- Direction -
For each line of the data below that holds "title", copy the line.

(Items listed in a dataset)
++++++++++++++++++++

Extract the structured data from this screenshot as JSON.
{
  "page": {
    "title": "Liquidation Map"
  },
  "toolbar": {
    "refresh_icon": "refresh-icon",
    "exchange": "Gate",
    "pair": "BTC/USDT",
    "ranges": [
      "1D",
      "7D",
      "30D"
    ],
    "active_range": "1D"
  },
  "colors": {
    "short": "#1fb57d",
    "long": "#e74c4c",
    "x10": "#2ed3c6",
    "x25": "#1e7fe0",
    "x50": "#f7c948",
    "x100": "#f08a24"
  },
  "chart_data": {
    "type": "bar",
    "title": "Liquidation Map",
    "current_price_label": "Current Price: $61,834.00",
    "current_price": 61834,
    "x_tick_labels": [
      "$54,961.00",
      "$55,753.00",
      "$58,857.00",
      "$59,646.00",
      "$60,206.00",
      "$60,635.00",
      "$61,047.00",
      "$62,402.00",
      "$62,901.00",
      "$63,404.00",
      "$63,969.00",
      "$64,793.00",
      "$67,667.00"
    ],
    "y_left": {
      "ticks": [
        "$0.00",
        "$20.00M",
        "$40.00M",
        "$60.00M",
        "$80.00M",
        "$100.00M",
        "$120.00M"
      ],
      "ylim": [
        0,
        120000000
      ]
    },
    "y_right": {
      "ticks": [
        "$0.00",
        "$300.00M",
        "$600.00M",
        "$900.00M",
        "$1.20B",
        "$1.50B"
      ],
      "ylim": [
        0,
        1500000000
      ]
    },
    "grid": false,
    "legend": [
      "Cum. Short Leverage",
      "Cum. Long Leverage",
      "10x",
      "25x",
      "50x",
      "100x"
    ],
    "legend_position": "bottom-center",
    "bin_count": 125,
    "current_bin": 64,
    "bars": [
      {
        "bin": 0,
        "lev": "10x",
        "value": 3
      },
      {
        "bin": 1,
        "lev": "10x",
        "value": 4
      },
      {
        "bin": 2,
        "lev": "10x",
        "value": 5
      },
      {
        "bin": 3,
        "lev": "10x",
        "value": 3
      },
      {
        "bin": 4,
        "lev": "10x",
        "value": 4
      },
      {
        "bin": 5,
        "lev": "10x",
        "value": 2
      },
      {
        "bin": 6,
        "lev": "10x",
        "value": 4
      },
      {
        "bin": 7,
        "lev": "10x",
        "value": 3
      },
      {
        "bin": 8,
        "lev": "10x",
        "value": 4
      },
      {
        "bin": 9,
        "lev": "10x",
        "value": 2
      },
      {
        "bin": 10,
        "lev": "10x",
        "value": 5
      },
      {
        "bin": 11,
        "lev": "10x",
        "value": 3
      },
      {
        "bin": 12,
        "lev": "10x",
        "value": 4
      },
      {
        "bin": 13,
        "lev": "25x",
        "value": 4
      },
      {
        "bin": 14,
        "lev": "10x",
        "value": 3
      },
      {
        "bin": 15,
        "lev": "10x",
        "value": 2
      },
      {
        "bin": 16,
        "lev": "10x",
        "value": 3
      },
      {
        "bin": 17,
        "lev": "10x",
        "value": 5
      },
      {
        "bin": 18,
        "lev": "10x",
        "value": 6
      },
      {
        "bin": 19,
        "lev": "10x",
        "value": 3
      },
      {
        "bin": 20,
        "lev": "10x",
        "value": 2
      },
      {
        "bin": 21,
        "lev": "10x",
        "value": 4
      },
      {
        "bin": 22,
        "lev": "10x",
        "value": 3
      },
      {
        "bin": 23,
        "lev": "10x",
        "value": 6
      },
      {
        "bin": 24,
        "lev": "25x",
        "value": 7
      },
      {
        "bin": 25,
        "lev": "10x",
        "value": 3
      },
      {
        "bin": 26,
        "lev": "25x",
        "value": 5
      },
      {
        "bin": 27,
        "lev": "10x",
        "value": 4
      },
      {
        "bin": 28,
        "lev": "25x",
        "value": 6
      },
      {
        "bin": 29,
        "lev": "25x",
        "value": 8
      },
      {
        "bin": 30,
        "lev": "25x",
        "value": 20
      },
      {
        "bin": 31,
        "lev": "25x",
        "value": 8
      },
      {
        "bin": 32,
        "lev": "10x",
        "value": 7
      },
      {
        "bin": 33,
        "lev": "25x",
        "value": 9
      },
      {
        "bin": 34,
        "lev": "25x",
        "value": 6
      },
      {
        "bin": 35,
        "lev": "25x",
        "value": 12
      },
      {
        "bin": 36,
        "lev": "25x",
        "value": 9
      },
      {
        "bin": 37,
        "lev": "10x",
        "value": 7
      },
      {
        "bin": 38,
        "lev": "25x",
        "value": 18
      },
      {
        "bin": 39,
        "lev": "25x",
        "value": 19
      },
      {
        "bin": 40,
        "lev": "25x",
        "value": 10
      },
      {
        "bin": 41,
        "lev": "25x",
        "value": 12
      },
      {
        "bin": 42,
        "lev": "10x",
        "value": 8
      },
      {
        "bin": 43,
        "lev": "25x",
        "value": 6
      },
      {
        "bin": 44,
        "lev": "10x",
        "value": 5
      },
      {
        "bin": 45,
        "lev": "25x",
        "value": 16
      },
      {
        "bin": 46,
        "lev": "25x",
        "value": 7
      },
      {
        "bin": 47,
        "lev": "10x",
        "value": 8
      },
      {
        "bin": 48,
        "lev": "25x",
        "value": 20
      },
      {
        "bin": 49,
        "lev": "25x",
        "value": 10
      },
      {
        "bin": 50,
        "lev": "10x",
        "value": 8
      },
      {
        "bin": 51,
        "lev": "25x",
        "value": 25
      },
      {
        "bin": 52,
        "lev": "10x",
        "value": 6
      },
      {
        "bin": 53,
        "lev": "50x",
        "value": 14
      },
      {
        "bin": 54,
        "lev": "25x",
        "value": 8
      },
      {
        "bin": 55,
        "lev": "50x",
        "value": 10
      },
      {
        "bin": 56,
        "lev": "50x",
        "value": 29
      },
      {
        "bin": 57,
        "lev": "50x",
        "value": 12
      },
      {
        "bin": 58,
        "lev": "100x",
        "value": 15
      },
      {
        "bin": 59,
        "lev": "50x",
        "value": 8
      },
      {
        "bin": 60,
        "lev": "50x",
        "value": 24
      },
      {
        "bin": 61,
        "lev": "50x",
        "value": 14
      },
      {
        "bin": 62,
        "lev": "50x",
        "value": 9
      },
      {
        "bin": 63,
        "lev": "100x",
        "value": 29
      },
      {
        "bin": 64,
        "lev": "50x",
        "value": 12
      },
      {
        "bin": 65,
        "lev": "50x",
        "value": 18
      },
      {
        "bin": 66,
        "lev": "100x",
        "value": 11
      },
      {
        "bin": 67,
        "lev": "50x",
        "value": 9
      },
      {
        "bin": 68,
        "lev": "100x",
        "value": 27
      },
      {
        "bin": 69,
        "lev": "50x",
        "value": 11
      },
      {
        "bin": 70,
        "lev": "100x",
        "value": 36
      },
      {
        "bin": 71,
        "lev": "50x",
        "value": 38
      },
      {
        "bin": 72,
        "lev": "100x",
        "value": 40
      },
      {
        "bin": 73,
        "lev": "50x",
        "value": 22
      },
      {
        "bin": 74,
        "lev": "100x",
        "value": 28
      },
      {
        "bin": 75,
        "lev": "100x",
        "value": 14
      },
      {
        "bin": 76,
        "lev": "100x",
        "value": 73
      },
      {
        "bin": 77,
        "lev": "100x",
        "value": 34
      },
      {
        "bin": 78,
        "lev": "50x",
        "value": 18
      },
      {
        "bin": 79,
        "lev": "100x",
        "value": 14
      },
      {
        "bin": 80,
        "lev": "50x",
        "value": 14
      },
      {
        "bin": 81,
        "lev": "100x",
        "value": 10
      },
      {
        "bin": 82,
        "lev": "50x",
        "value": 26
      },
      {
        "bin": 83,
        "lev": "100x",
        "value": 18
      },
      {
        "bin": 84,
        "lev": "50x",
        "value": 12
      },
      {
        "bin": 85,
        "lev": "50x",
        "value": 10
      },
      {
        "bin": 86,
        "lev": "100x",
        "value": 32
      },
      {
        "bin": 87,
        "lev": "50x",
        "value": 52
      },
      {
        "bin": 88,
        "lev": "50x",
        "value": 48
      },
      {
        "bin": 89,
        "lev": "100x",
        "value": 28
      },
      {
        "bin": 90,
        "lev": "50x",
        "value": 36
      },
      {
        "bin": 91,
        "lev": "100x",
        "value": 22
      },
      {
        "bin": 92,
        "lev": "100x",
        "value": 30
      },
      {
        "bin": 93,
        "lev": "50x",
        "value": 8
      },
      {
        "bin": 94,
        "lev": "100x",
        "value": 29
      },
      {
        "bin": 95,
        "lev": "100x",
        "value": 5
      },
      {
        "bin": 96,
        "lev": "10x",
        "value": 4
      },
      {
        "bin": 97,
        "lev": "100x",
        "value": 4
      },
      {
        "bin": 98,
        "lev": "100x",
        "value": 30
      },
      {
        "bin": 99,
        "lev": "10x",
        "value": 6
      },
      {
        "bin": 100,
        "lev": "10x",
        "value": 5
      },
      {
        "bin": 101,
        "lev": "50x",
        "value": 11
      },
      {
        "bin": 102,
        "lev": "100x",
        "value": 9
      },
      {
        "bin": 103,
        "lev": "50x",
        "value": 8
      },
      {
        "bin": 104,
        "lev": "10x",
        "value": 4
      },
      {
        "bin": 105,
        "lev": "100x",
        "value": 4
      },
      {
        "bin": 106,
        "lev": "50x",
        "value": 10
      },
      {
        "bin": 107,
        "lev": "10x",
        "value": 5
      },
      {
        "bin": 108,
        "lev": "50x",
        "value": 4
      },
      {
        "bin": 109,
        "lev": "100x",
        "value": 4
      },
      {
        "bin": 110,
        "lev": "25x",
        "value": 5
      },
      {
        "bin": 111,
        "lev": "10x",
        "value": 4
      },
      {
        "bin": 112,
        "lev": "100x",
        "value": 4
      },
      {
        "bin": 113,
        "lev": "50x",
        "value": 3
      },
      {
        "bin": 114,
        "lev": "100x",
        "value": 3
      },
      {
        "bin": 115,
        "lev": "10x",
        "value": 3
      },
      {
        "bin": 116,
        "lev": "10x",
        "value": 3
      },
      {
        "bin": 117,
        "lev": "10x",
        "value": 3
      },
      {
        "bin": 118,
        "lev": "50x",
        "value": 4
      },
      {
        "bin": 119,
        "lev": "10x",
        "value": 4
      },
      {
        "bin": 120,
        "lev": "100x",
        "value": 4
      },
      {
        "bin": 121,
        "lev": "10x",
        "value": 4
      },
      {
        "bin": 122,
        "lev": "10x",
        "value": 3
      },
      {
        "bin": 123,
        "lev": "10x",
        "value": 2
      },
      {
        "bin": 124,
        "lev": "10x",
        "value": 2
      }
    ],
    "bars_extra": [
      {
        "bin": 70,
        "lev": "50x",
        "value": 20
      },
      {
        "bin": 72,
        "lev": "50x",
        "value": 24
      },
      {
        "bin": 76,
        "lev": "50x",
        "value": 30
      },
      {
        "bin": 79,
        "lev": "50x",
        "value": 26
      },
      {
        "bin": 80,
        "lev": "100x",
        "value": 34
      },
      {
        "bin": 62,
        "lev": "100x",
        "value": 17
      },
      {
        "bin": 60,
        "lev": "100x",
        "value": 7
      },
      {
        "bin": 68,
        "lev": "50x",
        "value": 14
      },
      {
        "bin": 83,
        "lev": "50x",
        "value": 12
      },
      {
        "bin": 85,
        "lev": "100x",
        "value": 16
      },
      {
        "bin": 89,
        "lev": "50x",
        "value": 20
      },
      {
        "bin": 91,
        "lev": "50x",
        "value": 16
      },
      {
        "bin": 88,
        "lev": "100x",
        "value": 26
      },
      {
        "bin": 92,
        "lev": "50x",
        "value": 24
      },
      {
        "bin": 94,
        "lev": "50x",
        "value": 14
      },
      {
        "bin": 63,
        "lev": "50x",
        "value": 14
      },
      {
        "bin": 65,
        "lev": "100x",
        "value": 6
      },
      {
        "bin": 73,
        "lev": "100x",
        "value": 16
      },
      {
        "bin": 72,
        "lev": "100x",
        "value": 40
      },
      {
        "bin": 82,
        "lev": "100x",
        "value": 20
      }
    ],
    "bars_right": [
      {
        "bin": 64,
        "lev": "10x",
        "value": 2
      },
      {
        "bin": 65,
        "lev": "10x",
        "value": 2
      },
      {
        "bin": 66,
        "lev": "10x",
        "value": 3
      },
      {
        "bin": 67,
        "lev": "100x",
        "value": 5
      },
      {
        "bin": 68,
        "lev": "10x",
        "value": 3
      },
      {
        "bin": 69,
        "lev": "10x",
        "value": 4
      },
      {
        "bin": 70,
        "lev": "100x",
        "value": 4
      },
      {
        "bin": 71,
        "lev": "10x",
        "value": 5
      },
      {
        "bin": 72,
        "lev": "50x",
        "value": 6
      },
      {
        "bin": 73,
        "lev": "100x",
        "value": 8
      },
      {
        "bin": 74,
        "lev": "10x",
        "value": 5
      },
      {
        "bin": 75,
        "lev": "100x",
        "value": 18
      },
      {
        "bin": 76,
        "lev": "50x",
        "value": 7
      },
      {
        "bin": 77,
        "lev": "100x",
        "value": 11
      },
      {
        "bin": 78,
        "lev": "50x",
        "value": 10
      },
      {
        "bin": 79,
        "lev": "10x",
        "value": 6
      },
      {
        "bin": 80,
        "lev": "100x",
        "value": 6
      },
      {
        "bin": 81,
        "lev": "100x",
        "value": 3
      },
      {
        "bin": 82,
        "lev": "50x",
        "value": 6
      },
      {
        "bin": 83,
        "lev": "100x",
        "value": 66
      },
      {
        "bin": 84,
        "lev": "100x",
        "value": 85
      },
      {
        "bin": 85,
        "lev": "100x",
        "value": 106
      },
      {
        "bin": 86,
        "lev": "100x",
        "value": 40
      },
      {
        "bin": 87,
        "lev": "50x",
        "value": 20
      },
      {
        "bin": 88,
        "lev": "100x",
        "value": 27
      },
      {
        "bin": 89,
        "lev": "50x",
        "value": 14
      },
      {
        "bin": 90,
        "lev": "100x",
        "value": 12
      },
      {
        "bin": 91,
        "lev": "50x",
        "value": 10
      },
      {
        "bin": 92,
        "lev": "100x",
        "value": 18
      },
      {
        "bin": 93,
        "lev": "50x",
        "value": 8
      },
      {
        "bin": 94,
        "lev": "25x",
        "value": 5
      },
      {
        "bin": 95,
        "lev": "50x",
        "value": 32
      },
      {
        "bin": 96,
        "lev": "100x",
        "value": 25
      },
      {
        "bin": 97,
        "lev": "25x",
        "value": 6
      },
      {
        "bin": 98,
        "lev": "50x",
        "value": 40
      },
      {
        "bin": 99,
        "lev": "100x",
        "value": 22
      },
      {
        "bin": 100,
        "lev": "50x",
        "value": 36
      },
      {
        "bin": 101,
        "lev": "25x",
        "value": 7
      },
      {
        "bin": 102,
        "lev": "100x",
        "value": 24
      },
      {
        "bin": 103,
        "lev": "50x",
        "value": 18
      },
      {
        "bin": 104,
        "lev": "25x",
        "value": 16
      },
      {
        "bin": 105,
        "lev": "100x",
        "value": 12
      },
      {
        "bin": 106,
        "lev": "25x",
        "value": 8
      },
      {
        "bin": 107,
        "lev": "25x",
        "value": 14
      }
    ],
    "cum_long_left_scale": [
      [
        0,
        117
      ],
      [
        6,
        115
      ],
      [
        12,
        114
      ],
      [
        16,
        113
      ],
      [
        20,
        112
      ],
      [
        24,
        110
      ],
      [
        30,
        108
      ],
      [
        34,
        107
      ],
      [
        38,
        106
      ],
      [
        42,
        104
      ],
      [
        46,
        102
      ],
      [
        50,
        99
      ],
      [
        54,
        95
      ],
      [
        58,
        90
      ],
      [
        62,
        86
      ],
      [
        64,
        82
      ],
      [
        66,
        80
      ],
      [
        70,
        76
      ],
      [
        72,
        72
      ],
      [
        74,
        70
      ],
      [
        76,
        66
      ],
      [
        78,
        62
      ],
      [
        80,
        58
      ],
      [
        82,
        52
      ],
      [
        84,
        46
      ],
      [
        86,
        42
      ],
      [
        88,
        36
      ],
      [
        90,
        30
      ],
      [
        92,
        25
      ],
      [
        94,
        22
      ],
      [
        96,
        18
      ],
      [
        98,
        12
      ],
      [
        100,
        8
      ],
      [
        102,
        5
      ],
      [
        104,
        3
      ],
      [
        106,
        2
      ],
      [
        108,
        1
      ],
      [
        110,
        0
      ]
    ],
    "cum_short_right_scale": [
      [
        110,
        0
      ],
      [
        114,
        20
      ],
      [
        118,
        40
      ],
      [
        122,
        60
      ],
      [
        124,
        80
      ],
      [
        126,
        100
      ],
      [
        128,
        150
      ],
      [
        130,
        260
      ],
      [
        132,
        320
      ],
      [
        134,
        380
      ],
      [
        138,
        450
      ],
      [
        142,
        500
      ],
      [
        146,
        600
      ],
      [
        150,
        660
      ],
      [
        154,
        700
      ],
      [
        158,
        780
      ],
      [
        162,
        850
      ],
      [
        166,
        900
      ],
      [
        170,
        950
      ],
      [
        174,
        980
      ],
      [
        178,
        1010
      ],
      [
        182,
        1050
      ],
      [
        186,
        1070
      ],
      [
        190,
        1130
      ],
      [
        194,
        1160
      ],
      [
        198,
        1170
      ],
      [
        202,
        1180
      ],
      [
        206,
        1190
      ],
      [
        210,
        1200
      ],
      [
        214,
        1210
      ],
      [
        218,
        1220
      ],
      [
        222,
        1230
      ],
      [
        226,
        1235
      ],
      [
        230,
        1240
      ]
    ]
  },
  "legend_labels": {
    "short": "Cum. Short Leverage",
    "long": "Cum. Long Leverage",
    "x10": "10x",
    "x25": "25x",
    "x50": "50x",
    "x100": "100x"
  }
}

++++++++++++++++++++

- The response -
    "title": "Liquidation Map"
    "title": "Liquidation Map",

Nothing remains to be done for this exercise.